*What you have to do:* Repeat the data below exactly, dropping any pictures it holds.

(Extracted data entries)
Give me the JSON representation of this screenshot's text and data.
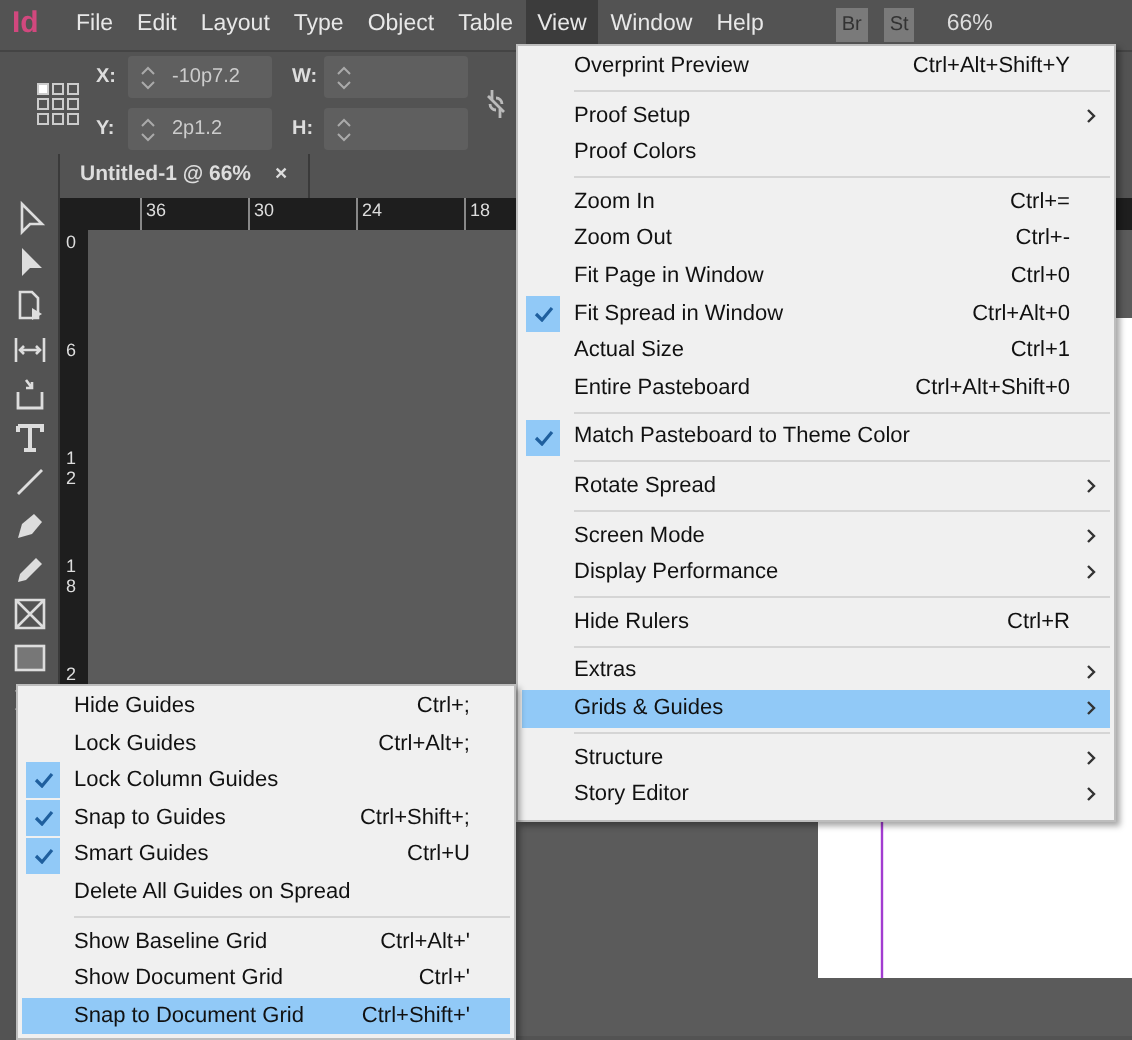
{
  "app": {
    "logo": "Id",
    "menus": [
      {
        "label": "File",
        "selected": false
      },
      {
        "label": "Edit",
        "selected": false
      },
      {
        "label": "Layout",
        "selected": false
      },
      {
        "label": "Type",
        "selected": false
      },
      {
        "label": "Object",
        "selected": false
      },
      {
        "label": "Table",
        "selected": false
      },
      {
        "label": "View",
        "selected": true
      },
      {
        "label": "Window",
        "selected": false
      },
      {
        "label": "Help",
        "selected": false
      }
    ],
    "bridge": "Br",
    "stock": "St",
    "zoom": "66%"
  },
  "control_panel": {
    "fields": [
      {
        "label": "X:",
        "value": "-10p7.2"
      },
      {
        "label": "Y:",
        "value": "2p1.2"
      },
      {
        "label": "W:"
      },
      {
        "label": "H:"
      }
    ]
  },
  "document_tab": {
    "title": "Untitled-1 @ 66%",
    "close": "×"
  },
  "rulers": {
    "horizontal": [
      "36",
      "30",
      "24",
      "18"
    ],
    "vertical": [
      "0",
      "6",
      "12",
      "18",
      "2"
    ]
  },
  "view_menu": {
    "items": [
      {
        "kind": "item",
        "label": "Overprint Preview",
        "shortcut": "Ctrl+Alt+Shift+Y",
        "checked": false,
        "submenu": false,
        "selected": false
      },
      {
        "kind": "separator"
      },
      {
        "kind": "item",
        "label": "Proof Setup",
        "checked": false,
        "submenu": true,
        "selected": false
      },
      {
        "kind": "item",
        "label": "Proof Colors",
        "checked": false,
        "submenu": false,
        "selected": false
      },
      {
        "kind": "separator"
      },
      {
        "kind": "item",
        "label": "Zoom In",
        "shortcut": "Ctrl+=",
        "checked": false,
        "submenu": false,
        "selected": false
      },
      {
        "kind": "item",
        "label": "Zoom Out",
        "shortcut": "Ctrl+-",
        "checked": false,
        "submenu": false,
        "selected": false
      },
      {
        "kind": "item",
        "label": "Fit Page in Window",
        "shortcut": "Ctrl+0",
        "checked": false,
        "submenu": false,
        "selected": false
      },
      {
        "kind": "item",
        "label": "Fit Spread in Window",
        "shortcut": "Ctrl+Alt+0",
        "checked": true,
        "submenu": false,
        "selected": false
      },
      {
        "kind": "item",
        "label": "Actual Size",
        "shortcut": "Ctrl+1",
        "checked": false,
        "submenu": false,
        "selected": false
      },
      {
        "kind": "item",
        "label": "Entire Pasteboard",
        "shortcut": "Ctrl+Alt+Shift+0",
        "checked": false,
        "submenu": false,
        "selected": false
      },
      {
        "kind": "separator"
      },
      {
        "kind": "item",
        "label": "Match Pasteboard to Theme Color",
        "checked": true,
        "submenu": false,
        "selected": false
      },
      {
        "kind": "separator"
      },
      {
        "kind": "item",
        "label": "Rotate Spread",
        "checked": false,
        "submenu": true,
        "selected": false
      },
      {
        "kind": "separator"
      },
      {
        "kind": "item",
        "label": "Screen Mode",
        "checked": false,
        "submenu": true,
        "selected": false
      },
      {
        "kind": "item",
        "label": "Display Performance",
        "checked": false,
        "submenu": true,
        "selected": false
      },
      {
        "kind": "separator"
      },
      {
        "kind": "item",
        "label": "Hide Rulers",
        "shortcut": "Ctrl+R",
        "checked": false,
        "submenu": false,
        "selected": false
      },
      {
        "kind": "separator"
      },
      {
        "kind": "item",
        "label": "Extras",
        "checked": false,
        "submenu": true,
        "selected": false
      },
      {
        "kind": "item",
        "label": "Grids & Guides",
        "checked": false,
        "submenu": true,
        "selected": true
      },
      {
        "kind": "separator"
      },
      {
        "kind": "item",
        "label": "Structure",
        "checked": false,
        "submenu": true,
        "selected": false
      },
      {
        "kind": "item",
        "label": "Story Editor",
        "checked": false,
        "submenu": true,
        "selected": false
      }
    ]
  },
  "grids_submenu": {
    "items": [
      {
        "kind": "item",
        "label": "Hide Guides",
        "shortcut": "Ctrl+;",
        "checked": false,
        "submenu": false,
        "selected": false
      },
      {
        "kind": "item",
        "label": "Lock Guides",
        "shortcut": "Ctrl+Alt+;",
        "checked": false,
        "submenu": false,
        "selected": false
      },
      {
        "kind": "item",
        "label": "Lock Column Guides",
        "checked": true,
        "submenu": false,
        "selected": false
      },
      {
        "kind": "item",
        "label": "Snap to Guides",
        "shortcut": "Ctrl+Shift+;",
        "checked": true,
        "submenu": false,
        "selected": false
      },
      {
        "kind": "item",
        "label": "Smart Guides",
        "shortcut": "Ctrl+U",
        "checked": true,
        "submenu": false,
        "selected": false
      },
      {
        "kind": "item",
        "label": "Delete All Guides on Spread",
        "checked": false,
        "submenu": false,
        "selected": false
      },
      {
        "kind": "separator"
      },
      {
        "kind": "item",
        "label": "Show Baseline Grid",
        "shortcut": "Ctrl+Alt+'",
        "checked": false,
        "submenu": false,
        "selected": false
      },
      {
        "kind": "item",
        "label": "Show Document Grid",
        "shortcut": "Ctrl+'",
        "checked": false,
        "submenu": false,
        "selected": false
      },
      {
        "kind": "item",
        "label": "Snap to Document Grid",
        "shortcut": "Ctrl+Shift+'",
        "checked": false,
        "submenu": false,
        "selected": true
      }
    ]
  }
}
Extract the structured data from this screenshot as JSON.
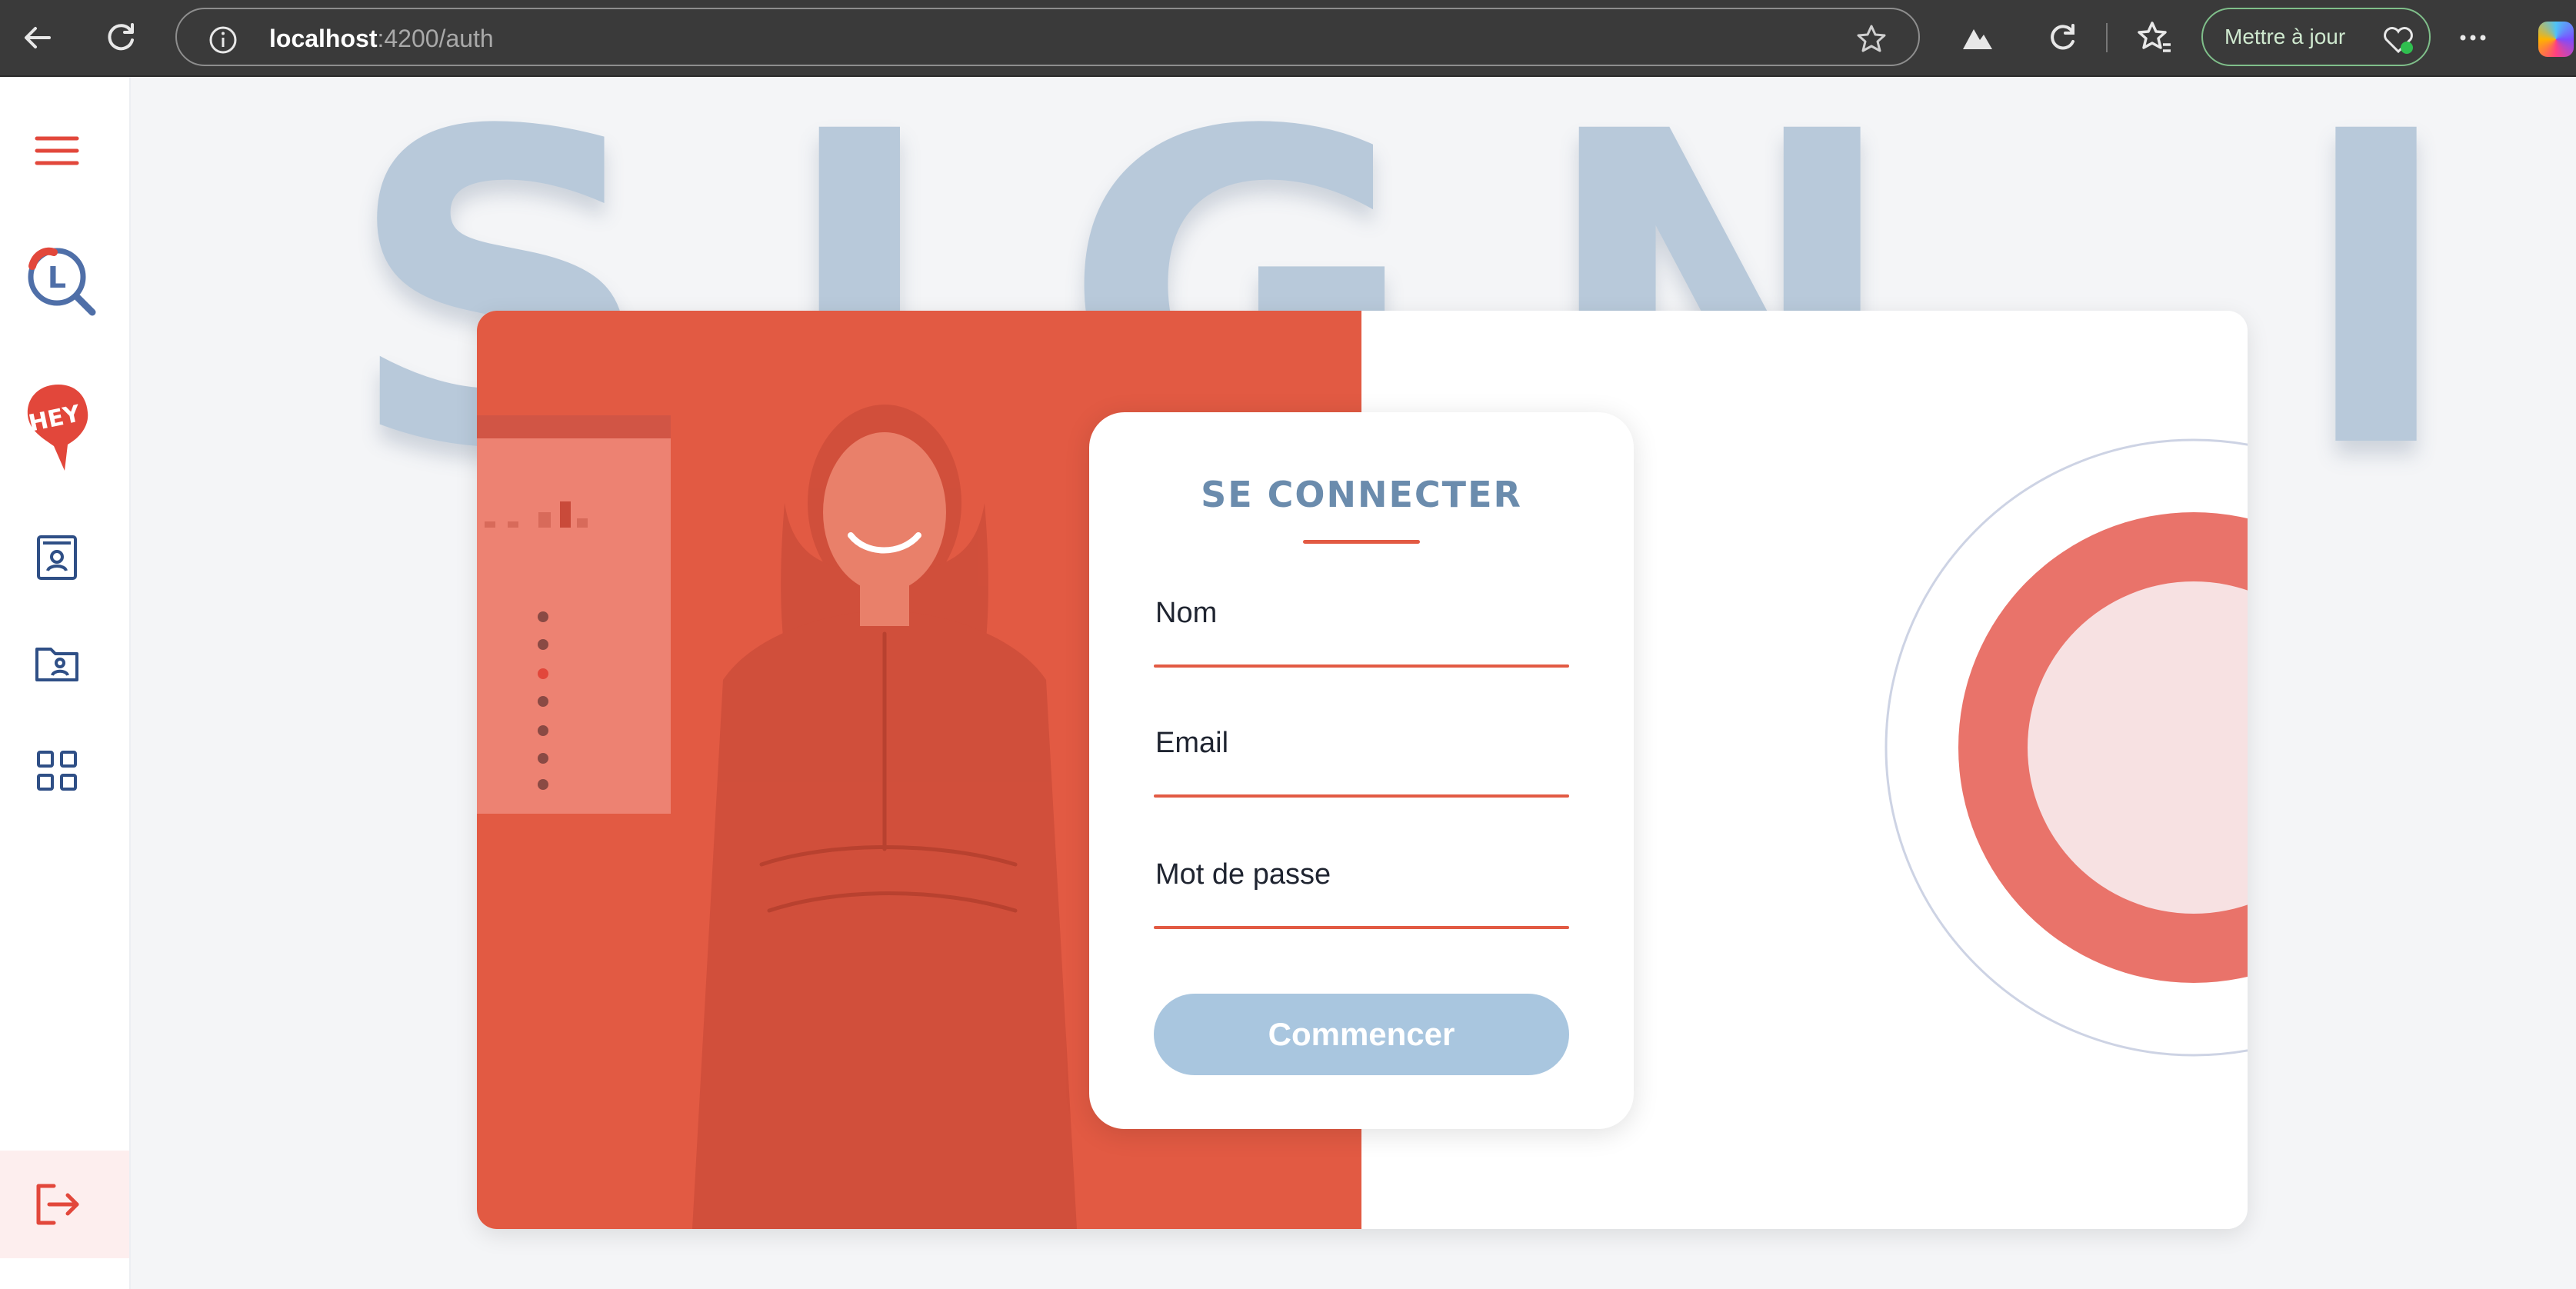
{
  "browser": {
    "url_host": "localhost",
    "url_rest": ":4200/auth",
    "update_label": "Mettre à jour"
  },
  "sidebar": {
    "items": [
      {
        "name": "menu",
        "icon": "hamburger-menu-icon"
      },
      {
        "name": "logo-search",
        "icon": "search-logo-icon"
      },
      {
        "name": "logo-hey",
        "icon": "hey-logo-icon"
      },
      {
        "name": "contacts",
        "icon": "contact-card-icon"
      },
      {
        "name": "folder",
        "icon": "user-folder-icon"
      },
      {
        "name": "dashboard",
        "icon": "grid-apps-icon"
      },
      {
        "name": "logout",
        "icon": "logout-icon"
      }
    ]
  },
  "hero": {
    "background_text": "SIGN IN"
  },
  "form": {
    "title": "SE CONNECTER",
    "fields": [
      {
        "label": "Nom"
      },
      {
        "label": "Email"
      },
      {
        "label": "Mot de passe"
      }
    ],
    "submit_label": "Commencer"
  },
  "colors": {
    "accent": "#e25a43",
    "title_blue": "#6b8cad",
    "button_blue": "#a9c6df",
    "background_text": "#b8c9da"
  }
}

*Full output:*
Give me the JSON representation of this screenshot's text and data.
{
  "app": {
    "logo": "Id",
    "menus": [
      {
        "label": "File",
        "selected": false
      },
      {
        "label": "Edit",
        "selected": false
      },
      {
        "label": "Layout",
        "selected": false
      },
      {
        "label": "Type",
        "selected": false
      },
      {
        "label": "Object",
        "selected": false
      },
      {
        "label": "Table",
        "selected": false
      },
      {
        "label": "View",
        "selected": true
      },
      {
        "label": "Window",
        "selected": false
      },
      {
        "label": "Help",
        "selected": false
      }
    ],
    "bridge": "Br",
    "stock": "St",
    "zoom": "66%"
  },
  "control_panel": {
    "fields": [
      {
        "label": "X:",
        "value": "-10p7.2"
      },
      {
        "label": "Y:",
        "value": "2p1.2"
      },
      {
        "label": "W:"
      },
      {
        "label": "H:"
      }
    ]
  },
  "document_tab": {
    "title": "Untitled-1 @ 66%",
    "close": "×"
  },
  "rulers": {
    "horizontal": [
      "36",
      "30",
      "24",
      "18"
    ],
    "vertical": [
      "0",
      "6",
      "12",
      "18",
      "2"
    ]
  },
  "view_menu": {
    "items": [
      {
        "kind": "item",
        "label": "Overprint Preview",
        "shortcut": "Ctrl+Alt+Shift+Y",
        "checked": false,
        "submenu": false,
        "selected": false
      },
      {
        "kind": "separator"
      },
      {
        "kind": "item",
        "label": "Proof Setup",
        "checked": false,
        "submenu": true,
        "selected": false
      },
      {
        "kind": "item",
        "label": "Proof Colors",
        "checked": false,
        "submenu": false,
        "selected": false
      },
      {
        "kind": "separator"
      },
      {
        "kind": "item",
        "label": "Zoom In",
        "shortcut": "Ctrl+=",
        "checked": false,
        "submenu": false,
        "selected": false
      },
      {
        "kind": "item",
        "label": "Zoom Out",
        "shortcut": "Ctrl+-",
        "checked": false,
        "submenu": false,
        "selected": false
      },
      {
        "kind": "item",
        "label": "Fit Page in Window",
        "shortcut": "Ctrl+0",
        "checked": false,
        "submenu": false,
        "selected": false
      },
      {
        "kind": "item",
        "label": "Fit Spread in Window",
        "shortcut": "Ctrl+Alt+0",
        "checked": true,
        "submenu": false,
        "selected": false
      },
      {
        "kind": "item",
        "label": "Actual Size",
        "shortcut": "Ctrl+1",
        "checked": false,
        "submenu": false,
        "selected": false
      },
      {
        "kind": "item",
        "label": "Entire Pasteboard",
        "shortcut": "Ctrl+Alt+Shift+0",
        "checked": false,
        "submenu": false,
        "selected": false
      },
      {
        "kind": "separator"
      },
      {
        "kind": "item",
        "label": "Match Pasteboard to Theme Color",
        "checked": true,
        "submenu": false,
        "selected": false
      },
      {
        "kind": "separator"
      },
      {
        "kind": "item",
        "label": "Rotate Spread",
        "checked": false,
        "submenu": true,
        "selected": false
      },
      {
        "kind": "separator"
      },
      {
        "kind": "item",
        "label": "Screen Mode",
        "checked": false,
        "submenu": true,
        "selected": false
      },
      {
        "kind": "item",
        "label": "Display Performance",
        "checked": false,
        "submenu": true,
        "selected": false
      },
      {
        "kind": "separator"
      },
      {
        "kind": "item",
        "label": "Hide Rulers",
        "shortcut": "Ctrl+R",
        "checked": false,
        "submenu": false,
        "selected": false
      },
      {
        "kind": "separator"
      },
      {
        "kind": "item",
        "label": "Extras",
        "checked": false,
        "submenu": true,
        "selected": false
      },
      {
        "kind": "item",
        "label": "Grids & Guides",
        "checked": false,
        "submenu": true,
        "selected": true
      },
      {
        "kind": "separator"
      },
      {
        "kind": "item",
        "label": "Structure",
        "checked": false,
        "submenu": true,
        "selected": false
      },
      {
        "kind": "item",
        "label": "Story Editor",
        "checked": false,
        "submenu": true,
        "selected": false
      }
    ]
  },
  "grids_submenu": {
    "items": [
      {
        "kind": "item",
        "label": "Hide Guides",
        "shortcut": "Ctrl+;",
        "checked": false,
        "submenu": false,
        "selected": false
      },
      {
        "kind": "item",
        "label": "Lock Guides",
        "shortcut": "Ctrl+Alt+;",
        "checked": false,
        "submenu": false,
        "selected": false
      },
      {
        "kind": "item",
        "label": "Lock Column Guides",
        "checked": true,
        "submenu": false,
        "selected": false
      },
      {
        "kind": "item",
        "label": "Snap to Guides",
        "shortcut": "Ctrl+Shift+;",
        "checked": true,
        "submenu": false,
        "selected": false
      },
      {
        "kind": "item",
        "label": "Smart Guides",
        "shortcut": "Ctrl+U",
        "checked": true,
        "submenu": false,
        "selected": false
      },
      {
        "kind": "item",
        "label": "Delete All Guides on Spread",
        "checked": false,
        "submenu": false,
        "selected": false
      },
      {
        "kind": "separator"
      },
      {
        "kind": "item",
        "label": "Show Baseline Grid",
        "shortcut": "Ctrl+Alt+'",
        "checked": false,
        "submenu": false,
        "selected": false
      },
      {
        "kind": "item",
        "label": "Show Document Grid",
        "shortcut": "Ctrl+'",
        "checked": false,
        "submenu": false,
        "selected": false
      },
      {
        "kind": "item",
        "label": "Snap to Document Grid",
        "shortcut": "Ctrl+Shift+'",
        "checked": false,
        "submenu": false,
        "selected": true
      }
    ]
  }
}
Extract the structured data from this screenshot as JSON.
{
  "browser": {
    "url_host": "localhost",
    "url_rest": ":4200/auth",
    "update_label": "Mettre à jour"
  },
  "sidebar": {
    "items": [
      {
        "name": "menu",
        "icon": "hamburger-menu-icon"
      },
      {
        "name": "logo-search",
        "icon": "search-logo-icon"
      },
      {
        "name": "logo-hey",
        "icon": "hey-logo-icon"
      },
      {
        "name": "contacts",
        "icon": "contact-card-icon"
      },
      {
        "name": "folder",
        "icon": "user-folder-icon"
      },
      {
        "name": "dashboard",
        "icon": "grid-apps-icon"
      },
      {
        "name": "logout",
        "icon": "logout-icon"
      }
    ]
  },
  "hero": {
    "background_text": "SIGN IN"
  },
  "form": {
    "title": "SE CONNECTER",
    "fields": [
      {
        "label": "Nom"
      },
      {
        "label": "Email"
      },
      {
        "label": "Mot de passe"
      }
    ],
    "submit_label": "Commencer"
  },
  "colors": {
    "accent": "#e25a43",
    "title_blue": "#6b8cad",
    "button_blue": "#a9c6df",
    "background_text": "#b8c9da"
  }
}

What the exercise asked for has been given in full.